→ **Exercise task**
Reproduce, character for character, the lines of the items starting at the one that contains "eye (197, 164, 207, 168)" and ending at the one that contains "eye (338, 303, 344, 306)", including both of those lines.

→ **Data lines**
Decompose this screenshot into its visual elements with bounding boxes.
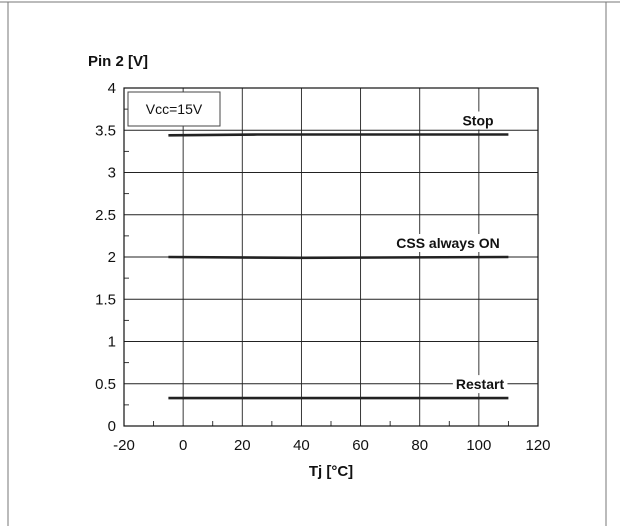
x-tick-label: 40 bbox=[293, 437, 310, 454]
y-tick-label: 0.5 bbox=[95, 376, 116, 393]
x-tick-label: 80 bbox=[411, 437, 428, 454]
condition-note: Vcc=15V bbox=[127, 91, 221, 127]
y-tick-label: 4 bbox=[108, 80, 116, 97]
series-label-background bbox=[459, 111, 497, 130]
x-tick-label: -20 bbox=[113, 437, 135, 454]
axes bbox=[123, 87, 539, 427]
series-labels: Stop CSS always ON Restart bbox=[393, 111, 508, 394]
y-tick-label: 0 bbox=[108, 418, 116, 435]
series-label-1: CSS always ON bbox=[396, 235, 500, 251]
series-label-2: Restart bbox=[456, 376, 505, 392]
y-tick-label: 2 bbox=[108, 249, 116, 266]
series-line-0 bbox=[168, 133, 509, 137]
x-tick-labels: -20 0 20 40 60 80 100 120 bbox=[113, 437, 550, 454]
y-tick-label: 2.5 bbox=[95, 207, 116, 224]
x-tick-label: 0 bbox=[179, 437, 187, 454]
x-axis-title: Tj [°C] bbox=[309, 463, 353, 480]
condition-note-text: Vcc=15V bbox=[146, 101, 203, 117]
y-tick-label: 1.5 bbox=[95, 291, 116, 308]
y-tick-label: 1 bbox=[108, 334, 116, 351]
series-lines bbox=[168, 133, 509, 400]
x-tick-label: 60 bbox=[352, 437, 369, 454]
y-tick-labels: 0 0.5 1 1.5 2 2.5 3 3.5 4 bbox=[95, 80, 116, 435]
series-label-0: Stop bbox=[462, 112, 493, 128]
series-label-background bbox=[452, 375, 508, 394]
plot-area-border bbox=[123, 87, 539, 427]
condition-note-box bbox=[127, 91, 221, 127]
x-tick-label: 20 bbox=[234, 437, 251, 454]
x-tick-label: 100 bbox=[466, 437, 491, 454]
series-label-background bbox=[393, 234, 503, 252]
series-line-1 bbox=[168, 255, 509, 260]
x-tick-label: 120 bbox=[525, 437, 550, 454]
y-tick-label: 3 bbox=[108, 165, 116, 182]
y-axis-title: Pin 2 [V] bbox=[88, 53, 148, 70]
y-tick-label: 3.5 bbox=[95, 122, 116, 139]
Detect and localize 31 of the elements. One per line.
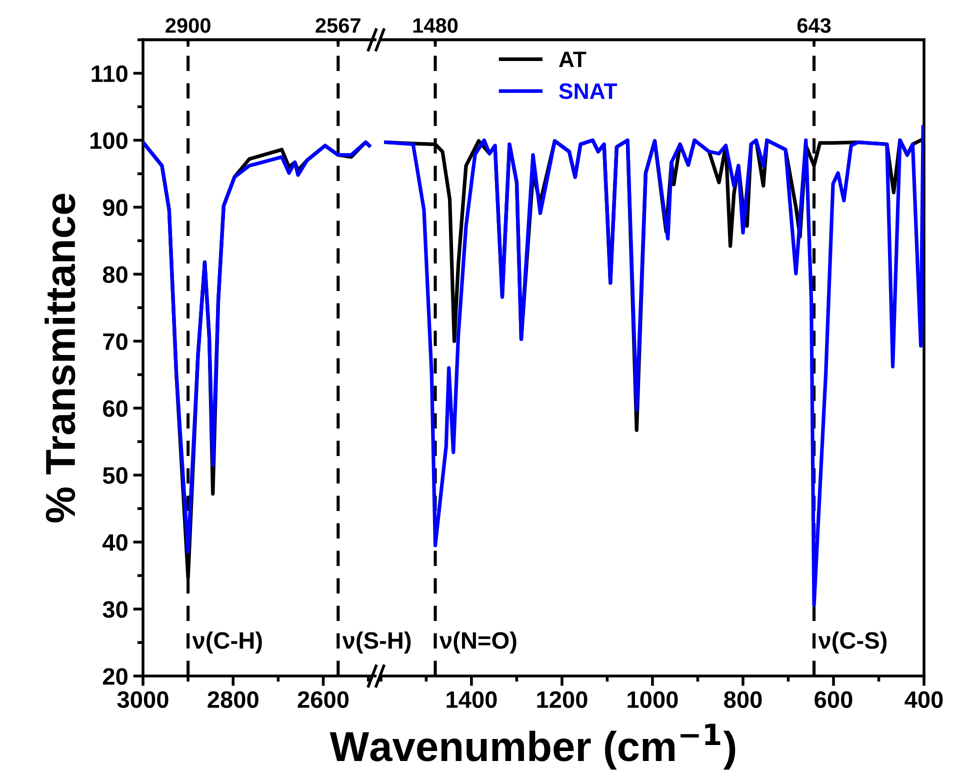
x-tick-label: 1200 bbox=[537, 691, 588, 708]
y-tick-label: 90 bbox=[102, 199, 128, 216]
y-tick-label: 40 bbox=[102, 534, 128, 551]
annotation: ν(N=O) bbox=[439, 632, 516, 654]
x-axis-title: Wavenumber (cm$^{−1}$) bbox=[330, 724, 736, 770]
y-tick-label: 100 bbox=[90, 132, 128, 150]
x-tick-label: 3000 bbox=[117, 691, 168, 708]
annotation: ν(C-H) bbox=[192, 632, 262, 654]
x-tick-label: 600 bbox=[814, 691, 852, 708]
y-tick-label: 110 bbox=[92, 65, 128, 82]
y-tick-label: 70 bbox=[103, 333, 128, 350]
x-tick-label: 2800 bbox=[208, 691, 258, 708]
y-tick-label: 80 bbox=[102, 266, 128, 283]
y-axis-title: % Transmittance bbox=[44, 194, 76, 522]
x-tick-label: 1400 bbox=[446, 691, 497, 708]
x-tick-label: 2600 bbox=[298, 691, 349, 708]
ref-line-label: 2900 bbox=[166, 18, 210, 33]
y-tick-label: 30 bbox=[102, 601, 128, 618]
annotation: ν(C-S) bbox=[818, 632, 887, 654]
ref-line-label: 2567 bbox=[316, 18, 360, 33]
y-tick-label: 20 bbox=[102, 668, 128, 685]
legend-label: SNAT bbox=[559, 83, 618, 100]
y-tick-label: 60 bbox=[103, 400, 128, 417]
ref-line-label: 1480 bbox=[413, 18, 458, 33]
y-tick-label: 50 bbox=[102, 467, 128, 484]
legend-label: AT bbox=[559, 52, 586, 67]
annotation: ν(S-H) bbox=[342, 632, 411, 654]
x-tick-label: 400 bbox=[904, 691, 943, 708]
x-tick-label: 800 bbox=[724, 691, 762, 708]
x-tick-label: 1000 bbox=[628, 691, 678, 708]
ref-line-label: 643 bbox=[797, 18, 831, 33]
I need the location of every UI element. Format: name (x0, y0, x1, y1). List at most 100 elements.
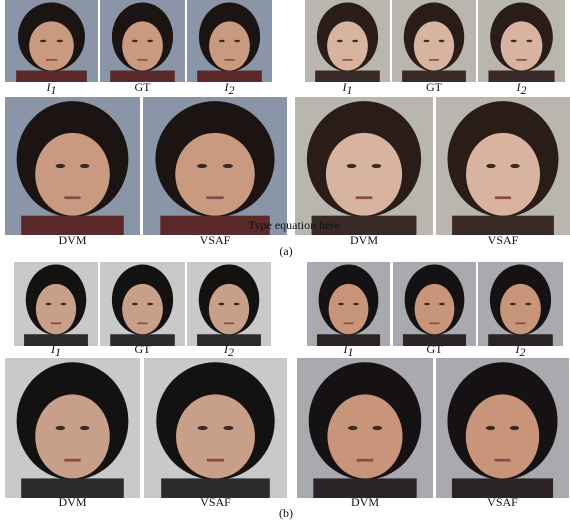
eye (197, 164, 207, 168)
eye (486, 164, 495, 168)
eye (372, 426, 382, 430)
mouth (51, 322, 61, 324)
eye (372, 164, 382, 168)
annotation: Type equation here (248, 218, 340, 232)
face-image (478, 262, 563, 346)
mouth (356, 196, 373, 199)
face-image (100, 0, 185, 82)
face-image (187, 0, 272, 82)
mouth (64, 459, 80, 462)
face-image (5, 97, 140, 235)
face-image (143, 97, 287, 235)
mouth (495, 196, 511, 199)
face (329, 284, 369, 334)
face (29, 21, 74, 70)
face-image (297, 358, 433, 498)
shirt (197, 71, 262, 82)
mouth (207, 459, 224, 462)
eye (61, 303, 67, 306)
panel-label: (a) (279, 244, 292, 258)
panel-label: (b) (279, 506, 293, 520)
eye (526, 40, 532, 42)
result-label: DVM (58, 495, 86, 509)
eye (439, 303, 445, 306)
figure: I1GTI2DVMVSAFI1GTI2DVMVSAF(a)Type equati… (0, 0, 570, 525)
eye (424, 40, 430, 42)
input-subscript: 1 (347, 83, 353, 97)
shirt (315, 71, 380, 82)
face-image (5, 0, 98, 82)
eye (223, 426, 233, 430)
input-label: GT (135, 80, 152, 94)
mouth (430, 322, 440, 324)
input-subscript: 1 (348, 345, 354, 359)
eye (147, 303, 153, 306)
eye (337, 40, 343, 42)
eye (510, 426, 519, 430)
face-image (436, 358, 569, 498)
face (327, 394, 402, 478)
eye (219, 40, 225, 42)
eye (132, 303, 138, 306)
eye (510, 303, 516, 306)
input-subscript: 1 (55, 345, 61, 359)
face-image (478, 0, 565, 82)
result-label: DVM (58, 233, 86, 247)
mouth (224, 322, 234, 324)
eye (352, 40, 358, 42)
eye (338, 303, 344, 306)
input-subscript: 2 (521, 83, 527, 97)
input-subscript: 1 (51, 83, 57, 97)
eye (40, 40, 47, 42)
eye (132, 40, 138, 42)
mouth (495, 459, 511, 462)
mouth (357, 459, 373, 462)
eye (348, 426, 358, 430)
face (327, 21, 368, 70)
face (35, 394, 110, 478)
mouth (516, 59, 526, 61)
result-label: DVM (351, 495, 379, 509)
face (36, 284, 76, 334)
mouth (137, 322, 147, 324)
mouth (137, 59, 147, 61)
eye (439, 40, 445, 42)
result-label: VSAF (488, 233, 519, 247)
eye (80, 426, 89, 430)
input-subscript: 2 (520, 345, 526, 359)
face (501, 21, 543, 70)
face-image (14, 262, 98, 346)
face (176, 394, 255, 478)
shirt (488, 71, 554, 82)
eye (219, 303, 225, 306)
eye (147, 40, 153, 42)
face-image (307, 262, 390, 346)
eye (57, 40, 64, 42)
face (415, 284, 455, 334)
eye (234, 303, 240, 306)
face-image (305, 0, 390, 82)
face (414, 21, 454, 70)
result-label: DVM (350, 233, 378, 247)
eye (46, 303, 52, 306)
face (326, 133, 402, 216)
input-label: GT (426, 80, 443, 94)
face-image (144, 358, 287, 498)
eye (198, 426, 208, 430)
face (35, 133, 110, 216)
result-label: VSAF (200, 233, 231, 247)
eye (353, 303, 359, 306)
face (209, 21, 250, 70)
mouth (515, 322, 525, 324)
face-image (295, 97, 433, 235)
face (122, 284, 163, 334)
mouth (46, 59, 57, 61)
face (466, 394, 539, 478)
face (500, 284, 541, 334)
face-image (187, 262, 271, 346)
eye (56, 164, 65, 168)
mouth (429, 59, 439, 61)
result-label: VSAF (487, 495, 518, 509)
shirt (16, 71, 87, 82)
eye (511, 40, 517, 42)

→ **Output for this task**
eye (197, 164, 207, 168)
eye (486, 164, 495, 168)
eye (372, 426, 382, 430)
mouth (51, 322, 61, 324)
eye (372, 164, 382, 168)
annotation: Type equation here (248, 218, 340, 232)
face-image (478, 262, 563, 346)
mouth (356, 196, 373, 199)
face-image (100, 0, 185, 82)
face-image (187, 0, 272, 82)
mouth (64, 459, 80, 462)
face-image (5, 97, 140, 235)
face-image (143, 97, 287, 235)
mouth (495, 196, 511, 199)
face (329, 284, 369, 334)
face (29, 21, 74, 70)
face-image (297, 358, 433, 498)
shirt (197, 71, 262, 82)
mouth (207, 459, 224, 462)
eye (61, 303, 67, 306)
panel-label: (a) (279, 244, 292, 258)
panel-label: (b) (279, 506, 293, 520)
eye (526, 40, 532, 42)
result-label: DVM (58, 495, 86, 509)
eye (439, 303, 445, 306)
figure: I1GTI2DVMVSAFI1GTI2DVMVSAF(a)Type equati… (0, 0, 570, 525)
eye (424, 40, 430, 42)
input-subscript: 1 (347, 83, 353, 97)
shirt (315, 71, 380, 82)
face-image (5, 0, 98, 82)
eye (223, 426, 233, 430)
input-label: GT (135, 80, 152, 94)
mouth (430, 322, 440, 324)
input-subscript: 1 (348, 345, 354, 359)
eye (147, 303, 153, 306)
eye (337, 40, 343, 42)
eye (510, 426, 519, 430)
face-image (436, 358, 569, 498)
face (327, 394, 402, 478)
eye (219, 40, 225, 42)
eye (132, 303, 138, 306)
eye (510, 303, 516, 306)
input-subscript: 1 (55, 345, 61, 359)
face-image (478, 0, 565, 82)
result-label: DVM (58, 233, 86, 247)
mouth (224, 322, 234, 324)
eye (352, 40, 358, 42)
eye (338, 303, 344, 306)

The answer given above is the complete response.